→ **Deine Aufgabe**
Schreibe die folgenden Datensätze vollständig und Zeile für Zeile unverändert ab.
· · ·
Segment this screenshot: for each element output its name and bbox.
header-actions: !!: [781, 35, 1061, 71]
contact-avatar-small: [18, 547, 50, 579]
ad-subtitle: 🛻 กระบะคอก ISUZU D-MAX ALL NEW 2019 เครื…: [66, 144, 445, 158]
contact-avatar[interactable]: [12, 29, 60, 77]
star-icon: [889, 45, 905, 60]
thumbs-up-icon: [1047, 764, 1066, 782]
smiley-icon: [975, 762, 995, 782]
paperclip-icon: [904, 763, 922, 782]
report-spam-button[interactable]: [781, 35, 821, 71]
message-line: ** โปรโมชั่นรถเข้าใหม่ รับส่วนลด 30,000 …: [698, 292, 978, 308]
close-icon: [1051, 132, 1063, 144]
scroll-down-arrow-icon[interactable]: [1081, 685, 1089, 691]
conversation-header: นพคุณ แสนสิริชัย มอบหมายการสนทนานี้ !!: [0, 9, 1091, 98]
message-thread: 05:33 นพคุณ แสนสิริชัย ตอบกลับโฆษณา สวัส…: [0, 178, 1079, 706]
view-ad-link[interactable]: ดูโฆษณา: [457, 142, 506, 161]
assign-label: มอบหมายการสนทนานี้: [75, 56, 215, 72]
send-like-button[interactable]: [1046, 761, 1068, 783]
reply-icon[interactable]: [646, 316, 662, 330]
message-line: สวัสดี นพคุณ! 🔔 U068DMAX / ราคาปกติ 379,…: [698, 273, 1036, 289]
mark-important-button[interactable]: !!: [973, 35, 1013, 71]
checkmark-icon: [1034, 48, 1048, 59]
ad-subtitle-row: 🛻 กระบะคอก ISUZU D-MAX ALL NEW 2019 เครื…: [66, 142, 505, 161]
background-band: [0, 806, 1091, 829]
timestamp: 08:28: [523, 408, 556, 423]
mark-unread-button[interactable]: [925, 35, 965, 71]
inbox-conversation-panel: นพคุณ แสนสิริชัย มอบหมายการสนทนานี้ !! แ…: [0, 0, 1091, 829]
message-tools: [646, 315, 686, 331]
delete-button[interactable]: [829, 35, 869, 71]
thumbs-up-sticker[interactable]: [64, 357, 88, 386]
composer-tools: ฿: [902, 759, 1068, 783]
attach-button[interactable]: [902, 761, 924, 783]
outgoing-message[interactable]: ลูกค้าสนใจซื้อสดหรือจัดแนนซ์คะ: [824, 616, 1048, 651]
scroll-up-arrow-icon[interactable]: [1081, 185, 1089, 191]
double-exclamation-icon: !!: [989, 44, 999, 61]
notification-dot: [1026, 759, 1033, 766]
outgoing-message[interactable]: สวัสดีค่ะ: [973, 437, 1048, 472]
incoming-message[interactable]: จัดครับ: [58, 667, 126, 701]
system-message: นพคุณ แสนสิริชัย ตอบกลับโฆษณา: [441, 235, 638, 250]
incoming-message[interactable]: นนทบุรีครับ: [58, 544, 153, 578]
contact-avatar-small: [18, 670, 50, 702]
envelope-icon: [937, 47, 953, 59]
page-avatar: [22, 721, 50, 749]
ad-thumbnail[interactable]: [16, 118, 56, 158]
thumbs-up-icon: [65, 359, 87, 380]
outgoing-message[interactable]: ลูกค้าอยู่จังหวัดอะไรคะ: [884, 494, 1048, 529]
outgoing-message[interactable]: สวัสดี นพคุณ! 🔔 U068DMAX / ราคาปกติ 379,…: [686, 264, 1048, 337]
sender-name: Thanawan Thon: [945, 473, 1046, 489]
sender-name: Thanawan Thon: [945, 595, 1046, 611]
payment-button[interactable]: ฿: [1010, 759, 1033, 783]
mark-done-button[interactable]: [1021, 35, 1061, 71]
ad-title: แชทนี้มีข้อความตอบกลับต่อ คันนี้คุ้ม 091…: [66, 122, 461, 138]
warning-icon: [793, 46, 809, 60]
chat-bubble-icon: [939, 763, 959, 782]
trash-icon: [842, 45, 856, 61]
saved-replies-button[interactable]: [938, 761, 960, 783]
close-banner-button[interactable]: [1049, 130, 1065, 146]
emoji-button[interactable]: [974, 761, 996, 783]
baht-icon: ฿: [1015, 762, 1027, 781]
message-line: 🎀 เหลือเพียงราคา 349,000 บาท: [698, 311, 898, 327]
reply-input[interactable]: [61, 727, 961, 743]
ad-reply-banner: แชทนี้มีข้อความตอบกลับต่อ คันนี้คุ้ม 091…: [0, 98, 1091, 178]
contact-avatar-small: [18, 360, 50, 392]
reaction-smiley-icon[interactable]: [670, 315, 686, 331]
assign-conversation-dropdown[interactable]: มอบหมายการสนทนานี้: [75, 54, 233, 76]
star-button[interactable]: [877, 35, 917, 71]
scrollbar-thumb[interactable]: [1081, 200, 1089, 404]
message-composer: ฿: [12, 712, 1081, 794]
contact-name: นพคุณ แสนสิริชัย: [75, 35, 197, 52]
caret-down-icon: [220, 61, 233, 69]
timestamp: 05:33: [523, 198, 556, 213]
· · ·
→ **Musterlösung**
Segment this screenshot: for each element output its name and bbox.
header-actions: !!: [781, 35, 1061, 71]
contact-avatar-small: [18, 547, 50, 579]
ad-subtitle: 🛻 กระบะคอก ISUZU D-MAX ALL NEW 2019 เครื…: [66, 144, 445, 158]
contact-avatar[interactable]: [12, 29, 60, 77]
star-icon: [889, 45, 905, 60]
thumbs-up-icon: [1047, 764, 1066, 782]
smiley-icon: [975, 762, 995, 782]
paperclip-icon: [904, 763, 922, 782]
report-spam-button[interactable]: [781, 35, 821, 71]
message-line: ** โปรโมชั่นรถเข้าใหม่ รับส่วนลด 30,000 …: [698, 292, 978, 308]
close-icon: [1051, 132, 1063, 144]
scroll-down-arrow-icon[interactable]: [1081, 685, 1089, 691]
conversation-header: นพคุณ แสนสิริชัย มอบหมายการสนทนานี้ !!: [0, 9, 1091, 98]
message-thread: 05:33 นพคุณ แสนสิริชัย ตอบกลับโฆษณา สวัส…: [0, 178, 1079, 706]
view-ad-link[interactable]: ดูโฆษณา: [457, 142, 506, 161]
assign-label: มอบหมายการสนทนานี้: [75, 56, 215, 72]
send-like-button[interactable]: [1046, 761, 1068, 783]
reply-icon[interactable]: [646, 316, 662, 330]
message-line: สวัสดี นพคุณ! 🔔 U068DMAX / ราคาปกติ 379,…: [698, 273, 1036, 289]
mark-important-button[interactable]: !!: [973, 35, 1013, 71]
checkmark-icon: [1034, 48, 1048, 59]
ad-subtitle-row: 🛻 กระบะคอก ISUZU D-MAX ALL NEW 2019 เครื…: [66, 142, 505, 161]
background-band: [0, 806, 1091, 829]
timestamp: 08:28: [523, 408, 556, 423]
mark-unread-button[interactable]: [925, 35, 965, 71]
inbox-conversation-panel: นพคุณ แสนสิริชัย มอบหมายการสนทนานี้ !! แ…: [0, 0, 1091, 829]
message-tools: [646, 315, 686, 331]
delete-button[interactable]: [829, 35, 869, 71]
thumbs-up-sticker[interactable]: [64, 357, 88, 386]
composer-tools: ฿: [902, 759, 1068, 783]
attach-button[interactable]: [902, 761, 924, 783]
outgoing-message[interactable]: ลูกค้าสนใจซื้อสดหรือจัดแนนซ์คะ: [824, 616, 1048, 651]
scroll-up-arrow-icon[interactable]: [1081, 185, 1089, 191]
double-exclamation-icon: !!: [989, 44, 999, 61]
notification-dot: [1026, 759, 1033, 766]
outgoing-message[interactable]: สวัสดีค่ะ: [973, 437, 1048, 472]
incoming-message[interactable]: จัดครับ: [58, 667, 126, 701]
system-message: นพคุณ แสนสิริชัย ตอบกลับโฆษณา: [441, 235, 638, 250]
incoming-message[interactable]: นนทบุรีครับ: [58, 544, 153, 578]
contact-avatar-small: [18, 670, 50, 702]
envelope-icon: [937, 47, 953, 59]
page-avatar: [22, 721, 50, 749]
ad-thumbnail[interactable]: [16, 118, 56, 158]
thumbs-up-icon: [65, 359, 87, 380]
outgoing-message[interactable]: ลูกค้าอยู่จังหวัดอะไรคะ: [884, 494, 1048, 529]
outgoing-message[interactable]: สวัสดี นพคุณ! 🔔 U068DMAX / ราคาปกติ 379,…: [686, 264, 1048, 337]
sender-name: Thanawan Thon: [945, 473, 1046, 489]
sender-name: Thanawan Thon: [945, 595, 1046, 611]
payment-button[interactable]: ฿: [1010, 759, 1033, 783]
mark-done-button[interactable]: [1021, 35, 1061, 71]
ad-title: แชทนี้มีข้อความตอบกลับต่อ คันนี้คุ้ม 091…: [66, 122, 461, 138]
warning-icon: [793, 46, 809, 60]
chat-bubble-icon: [939, 763, 959, 782]
trash-icon: [842, 45, 856, 61]
saved-replies-button[interactable]: [938, 761, 960, 783]
close-banner-button[interactable]: [1049, 130, 1065, 146]
emoji-button[interactable]: [974, 761, 996, 783]
baht-icon: ฿: [1015, 762, 1027, 781]
message-line: 🎀 เหลือเพียงราคา 349,000 บาท: [698, 311, 898, 327]
reply-input[interactable]: [61, 727, 961, 743]
ad-reply-banner: แชทนี้มีข้อความตอบกลับต่อ คันนี้คุ้ม 091…: [0, 98, 1091, 178]
contact-avatar-small: [18, 360, 50, 392]
reaction-smiley-icon[interactable]: [670, 315, 686, 331]
assign-conversation-dropdown[interactable]: มอบหมายการสนทนานี้: [75, 54, 233, 76]
star-button[interactable]: [877, 35, 917, 71]
scrollbar-thumb[interactable]: [1081, 200, 1089, 404]
message-composer: ฿: [12, 712, 1081, 794]
contact-name: นพคุณ แสนสิริชัย: [75, 35, 197, 52]
caret-down-icon: [220, 61, 233, 69]
timestamp: 05:33: [523, 198, 556, 213]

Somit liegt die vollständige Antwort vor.